_Given exercise_
Count every line that holds the string "amplitude", and report the number alone.

_Record list_
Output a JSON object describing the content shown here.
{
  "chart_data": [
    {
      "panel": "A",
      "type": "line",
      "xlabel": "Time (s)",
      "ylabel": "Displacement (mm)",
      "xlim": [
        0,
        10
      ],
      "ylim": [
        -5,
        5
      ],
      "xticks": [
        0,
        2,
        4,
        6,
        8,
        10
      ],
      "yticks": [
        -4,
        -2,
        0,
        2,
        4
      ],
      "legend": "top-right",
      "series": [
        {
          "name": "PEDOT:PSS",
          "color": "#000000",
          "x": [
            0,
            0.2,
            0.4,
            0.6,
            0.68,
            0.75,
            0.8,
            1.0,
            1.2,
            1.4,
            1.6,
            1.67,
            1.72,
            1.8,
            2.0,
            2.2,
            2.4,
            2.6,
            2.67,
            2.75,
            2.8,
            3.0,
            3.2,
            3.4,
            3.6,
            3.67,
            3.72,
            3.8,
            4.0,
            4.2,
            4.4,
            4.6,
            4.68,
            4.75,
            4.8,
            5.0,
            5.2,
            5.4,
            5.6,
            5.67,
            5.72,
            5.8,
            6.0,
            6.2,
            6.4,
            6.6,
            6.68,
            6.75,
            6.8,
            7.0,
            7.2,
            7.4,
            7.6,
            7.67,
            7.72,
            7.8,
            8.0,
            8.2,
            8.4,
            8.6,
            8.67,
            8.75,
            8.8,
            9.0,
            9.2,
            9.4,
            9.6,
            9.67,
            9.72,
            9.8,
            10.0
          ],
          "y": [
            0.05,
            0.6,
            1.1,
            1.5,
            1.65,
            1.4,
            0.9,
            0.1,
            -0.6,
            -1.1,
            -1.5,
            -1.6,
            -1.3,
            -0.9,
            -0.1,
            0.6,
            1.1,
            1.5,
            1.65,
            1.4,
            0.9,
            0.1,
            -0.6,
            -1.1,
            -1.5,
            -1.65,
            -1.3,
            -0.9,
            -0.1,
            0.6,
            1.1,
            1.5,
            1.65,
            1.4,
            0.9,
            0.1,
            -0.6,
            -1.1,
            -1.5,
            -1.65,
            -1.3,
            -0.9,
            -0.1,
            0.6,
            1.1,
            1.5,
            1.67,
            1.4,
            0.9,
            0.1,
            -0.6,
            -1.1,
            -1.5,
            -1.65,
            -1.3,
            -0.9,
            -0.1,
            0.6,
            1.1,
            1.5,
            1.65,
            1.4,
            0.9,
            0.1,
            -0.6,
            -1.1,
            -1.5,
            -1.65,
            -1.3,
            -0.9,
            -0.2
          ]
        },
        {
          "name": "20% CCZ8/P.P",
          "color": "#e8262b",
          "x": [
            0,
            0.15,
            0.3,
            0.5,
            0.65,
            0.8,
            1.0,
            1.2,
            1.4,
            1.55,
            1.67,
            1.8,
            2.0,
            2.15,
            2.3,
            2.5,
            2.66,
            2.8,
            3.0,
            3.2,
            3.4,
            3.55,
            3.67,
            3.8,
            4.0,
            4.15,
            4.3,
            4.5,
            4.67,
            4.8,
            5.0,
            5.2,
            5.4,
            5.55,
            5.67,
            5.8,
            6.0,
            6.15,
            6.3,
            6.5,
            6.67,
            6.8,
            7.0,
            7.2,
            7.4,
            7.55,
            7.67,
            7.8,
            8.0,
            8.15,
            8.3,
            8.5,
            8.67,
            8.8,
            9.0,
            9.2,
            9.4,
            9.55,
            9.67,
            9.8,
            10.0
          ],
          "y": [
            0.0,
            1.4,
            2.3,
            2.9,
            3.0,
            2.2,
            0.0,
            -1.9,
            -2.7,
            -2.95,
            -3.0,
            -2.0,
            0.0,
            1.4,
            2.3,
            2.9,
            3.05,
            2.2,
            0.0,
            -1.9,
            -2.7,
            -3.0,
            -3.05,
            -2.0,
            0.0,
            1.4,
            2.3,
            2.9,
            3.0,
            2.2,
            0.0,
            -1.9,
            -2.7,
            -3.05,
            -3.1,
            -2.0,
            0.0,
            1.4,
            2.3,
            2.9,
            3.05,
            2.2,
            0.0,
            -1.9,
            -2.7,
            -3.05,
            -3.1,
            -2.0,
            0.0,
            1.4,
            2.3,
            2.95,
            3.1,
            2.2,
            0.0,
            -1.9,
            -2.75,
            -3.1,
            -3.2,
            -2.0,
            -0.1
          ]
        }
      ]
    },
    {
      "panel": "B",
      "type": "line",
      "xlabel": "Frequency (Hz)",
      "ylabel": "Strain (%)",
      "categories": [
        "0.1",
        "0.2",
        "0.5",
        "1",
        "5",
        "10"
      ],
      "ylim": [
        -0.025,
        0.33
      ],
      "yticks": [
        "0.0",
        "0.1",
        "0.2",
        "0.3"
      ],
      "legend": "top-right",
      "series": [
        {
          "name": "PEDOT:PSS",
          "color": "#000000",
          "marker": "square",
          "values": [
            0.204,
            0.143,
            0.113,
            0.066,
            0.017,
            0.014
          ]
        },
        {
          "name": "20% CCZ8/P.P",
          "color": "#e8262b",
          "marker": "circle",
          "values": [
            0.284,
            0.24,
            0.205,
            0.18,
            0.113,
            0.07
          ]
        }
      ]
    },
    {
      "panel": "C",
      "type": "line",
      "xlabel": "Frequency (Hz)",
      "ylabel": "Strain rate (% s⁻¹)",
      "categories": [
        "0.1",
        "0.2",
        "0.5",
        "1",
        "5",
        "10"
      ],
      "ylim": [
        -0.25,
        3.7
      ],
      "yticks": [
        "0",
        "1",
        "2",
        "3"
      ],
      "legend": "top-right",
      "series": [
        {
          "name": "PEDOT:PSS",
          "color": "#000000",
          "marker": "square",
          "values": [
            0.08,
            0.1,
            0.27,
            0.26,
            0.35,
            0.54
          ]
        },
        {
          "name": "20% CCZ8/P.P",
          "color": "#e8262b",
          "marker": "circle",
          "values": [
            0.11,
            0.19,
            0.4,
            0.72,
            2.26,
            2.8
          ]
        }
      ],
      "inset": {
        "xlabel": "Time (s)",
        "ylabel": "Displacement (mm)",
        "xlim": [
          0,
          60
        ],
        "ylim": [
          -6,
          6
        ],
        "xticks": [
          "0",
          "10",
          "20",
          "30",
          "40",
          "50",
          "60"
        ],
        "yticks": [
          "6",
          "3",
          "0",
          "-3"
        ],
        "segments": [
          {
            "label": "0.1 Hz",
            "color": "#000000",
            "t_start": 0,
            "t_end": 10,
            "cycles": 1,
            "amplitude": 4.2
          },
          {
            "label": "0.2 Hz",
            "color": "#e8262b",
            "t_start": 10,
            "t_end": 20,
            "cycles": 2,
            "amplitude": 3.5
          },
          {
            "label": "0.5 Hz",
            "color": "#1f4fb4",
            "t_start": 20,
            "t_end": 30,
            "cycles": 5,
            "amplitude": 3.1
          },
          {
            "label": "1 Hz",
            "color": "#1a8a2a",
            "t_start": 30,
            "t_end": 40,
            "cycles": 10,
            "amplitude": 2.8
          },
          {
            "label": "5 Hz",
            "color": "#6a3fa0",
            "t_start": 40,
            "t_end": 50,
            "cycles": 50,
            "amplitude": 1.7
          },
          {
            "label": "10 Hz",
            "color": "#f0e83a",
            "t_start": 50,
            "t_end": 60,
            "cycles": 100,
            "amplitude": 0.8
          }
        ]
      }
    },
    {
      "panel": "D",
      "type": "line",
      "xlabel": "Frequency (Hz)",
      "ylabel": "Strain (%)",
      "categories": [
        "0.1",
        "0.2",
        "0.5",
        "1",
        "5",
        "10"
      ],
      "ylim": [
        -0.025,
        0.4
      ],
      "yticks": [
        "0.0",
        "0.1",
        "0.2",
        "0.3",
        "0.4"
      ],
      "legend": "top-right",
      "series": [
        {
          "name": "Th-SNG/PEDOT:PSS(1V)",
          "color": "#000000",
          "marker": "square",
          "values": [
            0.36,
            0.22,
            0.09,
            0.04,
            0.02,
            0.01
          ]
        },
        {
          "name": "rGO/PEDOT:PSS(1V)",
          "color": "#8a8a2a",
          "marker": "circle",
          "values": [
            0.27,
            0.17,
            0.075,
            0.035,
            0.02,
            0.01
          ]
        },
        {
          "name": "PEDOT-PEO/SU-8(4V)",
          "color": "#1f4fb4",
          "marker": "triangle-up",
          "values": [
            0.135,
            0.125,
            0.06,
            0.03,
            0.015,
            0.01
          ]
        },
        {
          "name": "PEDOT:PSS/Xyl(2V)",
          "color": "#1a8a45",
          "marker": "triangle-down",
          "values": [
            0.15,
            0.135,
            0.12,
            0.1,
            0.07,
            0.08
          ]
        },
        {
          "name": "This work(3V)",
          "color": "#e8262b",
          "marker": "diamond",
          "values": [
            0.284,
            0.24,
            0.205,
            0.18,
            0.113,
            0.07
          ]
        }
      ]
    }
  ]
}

_Written solution_
6